§ EXERCISE REQUIREMENTS
Find the lines below holding the word "name" and copy each of them.

EXERCISE MATERIAL START

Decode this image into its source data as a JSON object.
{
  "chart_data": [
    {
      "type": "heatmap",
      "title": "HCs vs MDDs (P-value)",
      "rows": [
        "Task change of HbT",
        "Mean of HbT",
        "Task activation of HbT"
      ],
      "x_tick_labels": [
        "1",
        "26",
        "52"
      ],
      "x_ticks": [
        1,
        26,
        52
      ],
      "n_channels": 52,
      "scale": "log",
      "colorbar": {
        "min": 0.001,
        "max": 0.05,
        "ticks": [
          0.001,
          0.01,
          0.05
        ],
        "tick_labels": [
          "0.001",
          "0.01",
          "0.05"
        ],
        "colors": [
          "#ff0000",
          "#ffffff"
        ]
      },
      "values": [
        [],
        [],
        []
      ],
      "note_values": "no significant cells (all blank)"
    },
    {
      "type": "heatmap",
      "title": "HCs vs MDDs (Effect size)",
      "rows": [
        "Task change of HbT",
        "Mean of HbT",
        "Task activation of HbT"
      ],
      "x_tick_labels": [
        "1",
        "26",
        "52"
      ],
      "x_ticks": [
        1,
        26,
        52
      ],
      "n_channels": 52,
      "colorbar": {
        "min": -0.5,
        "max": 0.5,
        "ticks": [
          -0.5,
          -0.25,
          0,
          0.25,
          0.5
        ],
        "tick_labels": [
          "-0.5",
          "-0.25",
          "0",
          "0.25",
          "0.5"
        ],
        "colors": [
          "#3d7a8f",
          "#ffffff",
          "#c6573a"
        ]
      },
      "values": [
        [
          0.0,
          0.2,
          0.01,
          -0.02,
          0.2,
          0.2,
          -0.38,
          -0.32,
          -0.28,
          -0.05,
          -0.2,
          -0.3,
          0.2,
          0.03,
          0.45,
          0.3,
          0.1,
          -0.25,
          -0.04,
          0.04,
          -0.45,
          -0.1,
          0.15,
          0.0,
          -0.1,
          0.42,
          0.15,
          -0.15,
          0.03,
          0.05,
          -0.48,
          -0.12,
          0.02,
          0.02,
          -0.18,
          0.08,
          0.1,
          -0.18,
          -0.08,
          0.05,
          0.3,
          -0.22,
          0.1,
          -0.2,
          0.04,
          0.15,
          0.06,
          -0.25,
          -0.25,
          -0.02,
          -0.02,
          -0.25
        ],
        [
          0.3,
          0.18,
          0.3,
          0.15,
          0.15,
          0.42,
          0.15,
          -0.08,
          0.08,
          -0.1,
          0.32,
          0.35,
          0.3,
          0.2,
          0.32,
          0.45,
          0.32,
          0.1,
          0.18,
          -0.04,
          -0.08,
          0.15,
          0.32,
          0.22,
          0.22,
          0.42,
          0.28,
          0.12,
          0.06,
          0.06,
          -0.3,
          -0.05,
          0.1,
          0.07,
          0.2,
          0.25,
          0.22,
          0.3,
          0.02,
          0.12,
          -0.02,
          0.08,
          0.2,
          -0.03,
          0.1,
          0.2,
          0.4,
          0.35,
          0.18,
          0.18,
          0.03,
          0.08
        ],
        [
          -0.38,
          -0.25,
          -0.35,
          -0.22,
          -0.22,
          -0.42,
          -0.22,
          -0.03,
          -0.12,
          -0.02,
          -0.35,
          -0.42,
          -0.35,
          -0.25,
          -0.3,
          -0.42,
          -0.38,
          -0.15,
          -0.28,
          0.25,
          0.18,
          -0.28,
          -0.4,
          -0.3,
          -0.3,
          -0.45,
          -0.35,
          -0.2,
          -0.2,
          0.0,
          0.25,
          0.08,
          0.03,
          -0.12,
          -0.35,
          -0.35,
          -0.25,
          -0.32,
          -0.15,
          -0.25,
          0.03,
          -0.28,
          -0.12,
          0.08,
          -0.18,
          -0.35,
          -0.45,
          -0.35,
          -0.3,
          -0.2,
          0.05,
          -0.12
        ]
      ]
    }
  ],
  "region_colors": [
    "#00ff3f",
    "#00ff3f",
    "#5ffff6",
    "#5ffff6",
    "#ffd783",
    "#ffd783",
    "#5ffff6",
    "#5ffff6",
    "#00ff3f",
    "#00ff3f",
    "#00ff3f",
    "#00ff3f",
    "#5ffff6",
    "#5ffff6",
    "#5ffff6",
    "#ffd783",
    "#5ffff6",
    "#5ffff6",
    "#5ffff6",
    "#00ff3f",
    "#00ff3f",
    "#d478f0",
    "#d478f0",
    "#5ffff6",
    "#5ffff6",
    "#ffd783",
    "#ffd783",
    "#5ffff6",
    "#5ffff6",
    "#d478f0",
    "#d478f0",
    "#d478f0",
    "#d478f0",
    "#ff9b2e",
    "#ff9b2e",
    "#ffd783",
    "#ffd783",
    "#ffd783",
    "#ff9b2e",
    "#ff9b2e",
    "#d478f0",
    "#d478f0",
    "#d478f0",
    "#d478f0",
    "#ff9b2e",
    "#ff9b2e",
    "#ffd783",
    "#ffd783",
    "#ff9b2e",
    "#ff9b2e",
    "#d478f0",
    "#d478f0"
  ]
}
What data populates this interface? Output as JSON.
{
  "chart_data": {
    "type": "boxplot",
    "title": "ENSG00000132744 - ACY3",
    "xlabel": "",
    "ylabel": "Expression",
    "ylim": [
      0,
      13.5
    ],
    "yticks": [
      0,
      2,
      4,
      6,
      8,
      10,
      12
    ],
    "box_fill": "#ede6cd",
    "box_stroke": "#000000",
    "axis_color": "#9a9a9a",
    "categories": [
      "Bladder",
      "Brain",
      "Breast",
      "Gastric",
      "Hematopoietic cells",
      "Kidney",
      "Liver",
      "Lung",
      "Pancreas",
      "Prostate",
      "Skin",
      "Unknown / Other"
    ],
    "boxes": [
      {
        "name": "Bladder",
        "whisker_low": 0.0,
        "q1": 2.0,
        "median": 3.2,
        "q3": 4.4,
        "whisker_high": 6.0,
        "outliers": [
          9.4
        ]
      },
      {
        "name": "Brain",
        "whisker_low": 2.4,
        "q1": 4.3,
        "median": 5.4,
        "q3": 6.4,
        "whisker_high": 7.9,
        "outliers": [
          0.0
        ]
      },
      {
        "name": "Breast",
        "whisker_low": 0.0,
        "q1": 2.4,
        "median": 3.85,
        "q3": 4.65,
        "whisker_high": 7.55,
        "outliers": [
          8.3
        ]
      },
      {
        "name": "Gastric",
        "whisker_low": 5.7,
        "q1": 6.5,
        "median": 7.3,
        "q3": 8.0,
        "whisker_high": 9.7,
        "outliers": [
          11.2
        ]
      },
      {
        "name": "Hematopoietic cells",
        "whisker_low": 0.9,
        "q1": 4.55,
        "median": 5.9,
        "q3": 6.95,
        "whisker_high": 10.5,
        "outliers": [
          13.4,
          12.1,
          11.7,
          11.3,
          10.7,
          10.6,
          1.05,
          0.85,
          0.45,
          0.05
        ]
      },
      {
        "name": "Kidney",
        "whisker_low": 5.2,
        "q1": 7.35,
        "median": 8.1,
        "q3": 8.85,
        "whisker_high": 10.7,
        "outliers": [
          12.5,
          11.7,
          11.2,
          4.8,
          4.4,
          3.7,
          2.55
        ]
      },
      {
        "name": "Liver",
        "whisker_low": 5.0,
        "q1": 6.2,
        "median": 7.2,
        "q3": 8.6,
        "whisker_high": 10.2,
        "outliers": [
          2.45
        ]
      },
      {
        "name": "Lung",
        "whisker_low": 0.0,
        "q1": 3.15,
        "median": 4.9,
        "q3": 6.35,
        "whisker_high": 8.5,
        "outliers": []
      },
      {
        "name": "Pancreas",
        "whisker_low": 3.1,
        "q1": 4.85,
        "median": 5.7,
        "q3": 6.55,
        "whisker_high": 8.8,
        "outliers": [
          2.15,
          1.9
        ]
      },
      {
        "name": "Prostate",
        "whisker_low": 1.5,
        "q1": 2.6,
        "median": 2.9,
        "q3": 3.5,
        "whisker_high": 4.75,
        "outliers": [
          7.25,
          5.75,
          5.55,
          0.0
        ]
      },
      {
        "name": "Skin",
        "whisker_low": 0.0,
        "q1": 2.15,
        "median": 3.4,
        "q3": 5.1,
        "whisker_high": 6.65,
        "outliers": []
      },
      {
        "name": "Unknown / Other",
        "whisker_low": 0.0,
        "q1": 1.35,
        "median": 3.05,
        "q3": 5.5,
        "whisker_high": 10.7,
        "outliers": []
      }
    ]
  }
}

EXERCISE MATERIAL END

§ RESULT
        "name": "Bladder",
        "name": "Brain",
        "name": "Breast",
        "name": "Gastric",
        "name": "Hematopoietic cells",
        "name": "Kidney",
        "name": "Liver",
        "name": "Lung",
        "name": "Pancreas",
        "name": "Prostate",
        "name": "Skin",
        "name": "Unknown / Other",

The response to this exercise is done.